→ **Assignment**:
Reproduce the part of the TypeScript data types article running from "let someDecimal: number" up to and including "the string assignment.", character for character.
(Source passage)
Data Types In Typescript

 

Basic Types

In this article, you’ll discover Typescript types. Most of these you should already be familiar with. But we’ll be covering a few of the basics:

  • Boolean
  • Number
  • String
  • Array
  • Tuple

Boolean

Booleans represents either a true or false value.


let complete: boolean = false;
complete = true; // no error
complete = 1; // error, cannot convert type boolean to number

Number

JavaScript’s use of numbers is floating point values. Using the number type in Typescript, we can use decimals, hexadecimals, binary values and octal values.


let someDecimal: number = 123;
let hexadecimal: number = 0xff22aa;
let binary: number = 0b1010;
let octal: number = 0o744;

String

Using single or double quotes, you can create a string to store textual data.


let string1: string = ‘the blue fox’;
let string2: string = ‘dashes into the hedge’;

You can use one inside the other without ending the string assignment.


let bothStrings: string = “Do you ‘really’ want to proceed?”;

Using multiple lines, and embed expressions is easily done using a backpack or backquote. You can use the embedded expression with ${ expression }


let name: string = “John”;
let age: number = 31;
let fullString: string = `Welcome, ${ name }. 
You will be ${ age +1 } next month.`;

Bonus – You can use this approach to dynamically build sentences. Like greeting a user if it’s morning, afternoon or evening.
(End Source passage)
(Source data)
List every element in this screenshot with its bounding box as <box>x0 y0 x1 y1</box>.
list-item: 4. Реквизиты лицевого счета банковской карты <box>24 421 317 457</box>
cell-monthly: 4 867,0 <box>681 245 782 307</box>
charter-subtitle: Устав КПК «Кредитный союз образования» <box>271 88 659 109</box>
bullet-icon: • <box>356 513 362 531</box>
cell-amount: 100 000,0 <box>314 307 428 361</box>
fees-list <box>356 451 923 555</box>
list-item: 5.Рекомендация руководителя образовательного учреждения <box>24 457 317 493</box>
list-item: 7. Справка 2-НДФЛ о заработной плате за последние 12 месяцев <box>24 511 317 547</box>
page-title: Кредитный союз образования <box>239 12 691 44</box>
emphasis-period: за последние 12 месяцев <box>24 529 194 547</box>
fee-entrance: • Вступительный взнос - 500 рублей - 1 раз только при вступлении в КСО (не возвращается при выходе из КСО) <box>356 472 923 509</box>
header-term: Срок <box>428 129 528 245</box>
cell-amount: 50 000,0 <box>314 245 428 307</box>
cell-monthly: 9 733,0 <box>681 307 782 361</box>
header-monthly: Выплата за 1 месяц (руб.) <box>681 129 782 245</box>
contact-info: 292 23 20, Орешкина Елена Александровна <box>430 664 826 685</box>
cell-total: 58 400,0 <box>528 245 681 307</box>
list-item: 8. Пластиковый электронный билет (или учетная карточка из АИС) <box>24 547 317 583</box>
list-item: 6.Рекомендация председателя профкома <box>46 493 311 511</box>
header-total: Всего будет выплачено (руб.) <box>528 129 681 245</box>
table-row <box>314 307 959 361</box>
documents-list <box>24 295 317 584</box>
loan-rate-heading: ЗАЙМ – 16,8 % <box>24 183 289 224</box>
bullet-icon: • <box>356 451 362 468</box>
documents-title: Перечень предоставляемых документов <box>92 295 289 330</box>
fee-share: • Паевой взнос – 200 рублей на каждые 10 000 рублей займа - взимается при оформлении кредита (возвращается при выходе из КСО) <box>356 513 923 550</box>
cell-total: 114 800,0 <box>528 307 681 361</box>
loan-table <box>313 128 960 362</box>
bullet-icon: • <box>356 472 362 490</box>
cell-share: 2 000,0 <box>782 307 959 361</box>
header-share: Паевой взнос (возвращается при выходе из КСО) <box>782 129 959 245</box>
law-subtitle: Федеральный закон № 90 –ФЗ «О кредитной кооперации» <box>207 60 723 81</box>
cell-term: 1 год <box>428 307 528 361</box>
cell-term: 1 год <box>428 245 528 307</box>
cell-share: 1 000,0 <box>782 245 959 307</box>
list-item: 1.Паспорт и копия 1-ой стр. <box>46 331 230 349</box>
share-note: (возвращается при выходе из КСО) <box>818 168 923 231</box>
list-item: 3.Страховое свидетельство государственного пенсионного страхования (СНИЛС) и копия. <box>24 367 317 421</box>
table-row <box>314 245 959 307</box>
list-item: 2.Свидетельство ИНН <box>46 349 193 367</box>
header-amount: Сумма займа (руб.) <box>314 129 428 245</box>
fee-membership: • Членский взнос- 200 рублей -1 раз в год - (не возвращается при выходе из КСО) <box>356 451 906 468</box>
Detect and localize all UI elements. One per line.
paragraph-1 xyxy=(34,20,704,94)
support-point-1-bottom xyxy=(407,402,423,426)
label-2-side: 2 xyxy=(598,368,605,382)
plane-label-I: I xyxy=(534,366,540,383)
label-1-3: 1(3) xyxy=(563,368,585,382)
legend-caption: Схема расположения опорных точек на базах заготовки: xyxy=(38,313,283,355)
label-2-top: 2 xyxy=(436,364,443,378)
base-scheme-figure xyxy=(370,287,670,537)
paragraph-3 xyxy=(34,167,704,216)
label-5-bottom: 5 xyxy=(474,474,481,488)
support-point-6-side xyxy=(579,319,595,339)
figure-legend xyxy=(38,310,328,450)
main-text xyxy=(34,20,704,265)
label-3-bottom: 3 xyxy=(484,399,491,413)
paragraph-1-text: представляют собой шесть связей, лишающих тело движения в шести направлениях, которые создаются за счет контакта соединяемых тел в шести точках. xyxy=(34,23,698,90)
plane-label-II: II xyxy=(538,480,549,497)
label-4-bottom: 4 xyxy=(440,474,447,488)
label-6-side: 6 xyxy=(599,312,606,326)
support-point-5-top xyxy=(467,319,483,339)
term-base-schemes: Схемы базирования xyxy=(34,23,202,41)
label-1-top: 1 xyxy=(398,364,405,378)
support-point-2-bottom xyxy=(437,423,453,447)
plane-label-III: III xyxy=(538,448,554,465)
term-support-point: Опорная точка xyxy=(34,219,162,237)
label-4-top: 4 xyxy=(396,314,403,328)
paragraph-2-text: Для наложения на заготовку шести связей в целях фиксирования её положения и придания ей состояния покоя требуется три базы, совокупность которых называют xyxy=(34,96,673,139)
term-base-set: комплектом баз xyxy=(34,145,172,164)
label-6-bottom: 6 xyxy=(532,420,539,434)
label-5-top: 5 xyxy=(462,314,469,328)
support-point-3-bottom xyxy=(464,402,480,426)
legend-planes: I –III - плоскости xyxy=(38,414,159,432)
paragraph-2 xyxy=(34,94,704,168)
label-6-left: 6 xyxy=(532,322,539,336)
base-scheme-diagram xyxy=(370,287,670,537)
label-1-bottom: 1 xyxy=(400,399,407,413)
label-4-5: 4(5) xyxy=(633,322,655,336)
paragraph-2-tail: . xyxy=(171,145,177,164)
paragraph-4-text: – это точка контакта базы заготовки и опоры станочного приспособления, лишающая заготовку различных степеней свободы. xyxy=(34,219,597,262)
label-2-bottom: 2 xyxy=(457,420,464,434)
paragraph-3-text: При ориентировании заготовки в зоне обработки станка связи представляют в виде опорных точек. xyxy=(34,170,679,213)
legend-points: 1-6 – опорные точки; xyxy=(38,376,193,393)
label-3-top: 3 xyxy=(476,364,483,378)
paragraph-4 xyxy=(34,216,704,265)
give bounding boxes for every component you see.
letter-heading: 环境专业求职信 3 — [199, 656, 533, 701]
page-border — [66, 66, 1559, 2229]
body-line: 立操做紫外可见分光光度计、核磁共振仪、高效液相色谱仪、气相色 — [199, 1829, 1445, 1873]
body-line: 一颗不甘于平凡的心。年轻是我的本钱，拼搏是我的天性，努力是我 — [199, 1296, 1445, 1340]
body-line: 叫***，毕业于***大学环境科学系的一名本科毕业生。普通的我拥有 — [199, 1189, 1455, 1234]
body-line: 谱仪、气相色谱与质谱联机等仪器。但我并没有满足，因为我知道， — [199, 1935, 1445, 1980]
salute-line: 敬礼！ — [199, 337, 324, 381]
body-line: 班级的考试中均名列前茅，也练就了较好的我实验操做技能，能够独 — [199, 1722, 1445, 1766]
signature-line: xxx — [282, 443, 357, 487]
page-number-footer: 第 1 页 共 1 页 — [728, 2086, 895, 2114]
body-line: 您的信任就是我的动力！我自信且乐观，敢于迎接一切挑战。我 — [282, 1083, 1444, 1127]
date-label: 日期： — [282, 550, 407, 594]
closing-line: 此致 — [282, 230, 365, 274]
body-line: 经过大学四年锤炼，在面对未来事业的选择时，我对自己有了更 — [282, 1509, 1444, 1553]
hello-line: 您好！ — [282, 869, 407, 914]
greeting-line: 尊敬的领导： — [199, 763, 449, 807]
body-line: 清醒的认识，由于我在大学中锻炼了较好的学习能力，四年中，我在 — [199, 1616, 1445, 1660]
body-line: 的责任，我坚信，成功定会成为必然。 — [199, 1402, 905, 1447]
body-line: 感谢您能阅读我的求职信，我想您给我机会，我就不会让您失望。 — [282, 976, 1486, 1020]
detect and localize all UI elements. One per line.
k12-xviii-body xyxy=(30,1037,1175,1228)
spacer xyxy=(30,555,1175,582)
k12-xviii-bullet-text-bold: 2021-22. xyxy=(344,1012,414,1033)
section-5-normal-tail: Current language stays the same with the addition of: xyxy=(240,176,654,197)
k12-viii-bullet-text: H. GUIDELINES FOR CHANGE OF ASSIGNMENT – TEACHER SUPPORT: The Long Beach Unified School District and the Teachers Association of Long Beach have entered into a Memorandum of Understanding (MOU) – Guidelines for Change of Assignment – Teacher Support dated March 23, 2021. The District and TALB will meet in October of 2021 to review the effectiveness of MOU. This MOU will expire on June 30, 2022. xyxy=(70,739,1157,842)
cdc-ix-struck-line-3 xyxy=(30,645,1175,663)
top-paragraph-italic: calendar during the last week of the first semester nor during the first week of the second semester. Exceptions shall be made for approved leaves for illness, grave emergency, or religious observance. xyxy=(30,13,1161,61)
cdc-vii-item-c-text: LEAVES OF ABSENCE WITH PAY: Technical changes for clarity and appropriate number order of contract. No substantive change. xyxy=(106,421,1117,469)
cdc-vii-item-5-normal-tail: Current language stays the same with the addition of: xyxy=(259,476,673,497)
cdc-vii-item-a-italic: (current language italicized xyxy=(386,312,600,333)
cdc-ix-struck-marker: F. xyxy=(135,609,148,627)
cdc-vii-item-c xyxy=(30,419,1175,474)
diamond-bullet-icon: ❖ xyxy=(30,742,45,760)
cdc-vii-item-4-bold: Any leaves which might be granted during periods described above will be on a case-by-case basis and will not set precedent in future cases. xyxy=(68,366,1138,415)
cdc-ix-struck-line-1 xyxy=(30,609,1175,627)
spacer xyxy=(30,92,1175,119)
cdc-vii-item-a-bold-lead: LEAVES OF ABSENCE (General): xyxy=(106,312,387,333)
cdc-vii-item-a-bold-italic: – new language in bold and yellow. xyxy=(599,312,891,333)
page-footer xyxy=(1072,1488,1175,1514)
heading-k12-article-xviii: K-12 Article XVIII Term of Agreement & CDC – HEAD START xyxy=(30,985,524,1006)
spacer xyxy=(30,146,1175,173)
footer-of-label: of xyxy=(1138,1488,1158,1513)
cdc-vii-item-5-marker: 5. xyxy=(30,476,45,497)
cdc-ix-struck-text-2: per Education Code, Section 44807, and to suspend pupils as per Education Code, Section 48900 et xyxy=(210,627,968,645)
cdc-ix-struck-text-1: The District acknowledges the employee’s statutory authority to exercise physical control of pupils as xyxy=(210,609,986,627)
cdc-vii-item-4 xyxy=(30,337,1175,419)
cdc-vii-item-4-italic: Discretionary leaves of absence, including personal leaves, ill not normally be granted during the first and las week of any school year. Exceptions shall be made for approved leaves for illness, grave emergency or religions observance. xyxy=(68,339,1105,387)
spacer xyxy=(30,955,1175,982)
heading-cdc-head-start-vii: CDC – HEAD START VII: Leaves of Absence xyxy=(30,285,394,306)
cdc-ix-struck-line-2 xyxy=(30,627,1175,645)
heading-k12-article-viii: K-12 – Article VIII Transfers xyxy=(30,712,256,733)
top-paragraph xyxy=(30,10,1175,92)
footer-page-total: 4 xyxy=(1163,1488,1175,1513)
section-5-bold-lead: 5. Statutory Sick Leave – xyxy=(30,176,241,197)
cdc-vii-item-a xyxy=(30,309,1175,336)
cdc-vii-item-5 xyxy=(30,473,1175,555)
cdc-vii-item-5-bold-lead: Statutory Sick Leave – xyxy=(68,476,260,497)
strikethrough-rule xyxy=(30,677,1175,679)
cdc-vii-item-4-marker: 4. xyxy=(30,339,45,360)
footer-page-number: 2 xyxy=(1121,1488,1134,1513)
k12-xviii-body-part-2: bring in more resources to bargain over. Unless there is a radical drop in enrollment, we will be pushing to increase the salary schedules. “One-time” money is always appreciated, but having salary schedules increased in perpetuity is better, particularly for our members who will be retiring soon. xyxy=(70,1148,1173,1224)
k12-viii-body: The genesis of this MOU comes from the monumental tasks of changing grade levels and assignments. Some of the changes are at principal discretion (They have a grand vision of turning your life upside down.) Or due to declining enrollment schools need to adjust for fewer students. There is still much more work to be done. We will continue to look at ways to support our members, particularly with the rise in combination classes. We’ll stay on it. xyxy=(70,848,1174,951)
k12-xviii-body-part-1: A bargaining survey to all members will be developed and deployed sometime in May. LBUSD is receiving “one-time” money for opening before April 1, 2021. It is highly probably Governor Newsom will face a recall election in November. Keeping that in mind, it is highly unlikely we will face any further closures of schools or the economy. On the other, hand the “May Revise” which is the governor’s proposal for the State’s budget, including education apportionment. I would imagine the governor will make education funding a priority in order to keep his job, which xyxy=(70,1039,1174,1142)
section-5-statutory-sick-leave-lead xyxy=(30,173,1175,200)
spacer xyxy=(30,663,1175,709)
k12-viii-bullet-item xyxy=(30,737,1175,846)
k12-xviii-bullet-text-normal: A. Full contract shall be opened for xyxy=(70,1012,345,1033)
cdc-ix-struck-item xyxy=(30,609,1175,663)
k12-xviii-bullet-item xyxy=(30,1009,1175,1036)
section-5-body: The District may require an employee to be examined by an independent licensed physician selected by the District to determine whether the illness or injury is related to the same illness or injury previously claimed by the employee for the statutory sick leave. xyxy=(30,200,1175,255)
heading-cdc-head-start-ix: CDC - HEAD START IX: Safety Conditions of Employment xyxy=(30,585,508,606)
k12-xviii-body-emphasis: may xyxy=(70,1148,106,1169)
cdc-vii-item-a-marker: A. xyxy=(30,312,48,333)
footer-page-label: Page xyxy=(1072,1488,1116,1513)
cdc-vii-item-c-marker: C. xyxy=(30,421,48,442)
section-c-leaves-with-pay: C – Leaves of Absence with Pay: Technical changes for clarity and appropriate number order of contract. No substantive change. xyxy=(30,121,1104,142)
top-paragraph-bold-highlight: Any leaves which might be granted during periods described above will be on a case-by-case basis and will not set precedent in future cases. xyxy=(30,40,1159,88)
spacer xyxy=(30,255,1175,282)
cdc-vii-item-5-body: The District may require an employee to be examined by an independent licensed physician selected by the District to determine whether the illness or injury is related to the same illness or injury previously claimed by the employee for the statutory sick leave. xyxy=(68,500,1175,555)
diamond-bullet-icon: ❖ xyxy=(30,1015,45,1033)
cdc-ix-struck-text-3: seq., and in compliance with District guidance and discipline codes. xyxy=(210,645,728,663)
(End Source data)
→ **Answer for this exercise**:
let someDecimal: number = 123;
let hexadecimal: number = 0xff22aa;
let binary: number = 0b1010;
let octal: number = 0o744;

String

Using single or double quotes, you can create a string to store textual data.


let string1: string = ‘the blue fox’;
let string2: string = ‘dashes into the hedge’;

You can use one inside the other without ending the string assignment.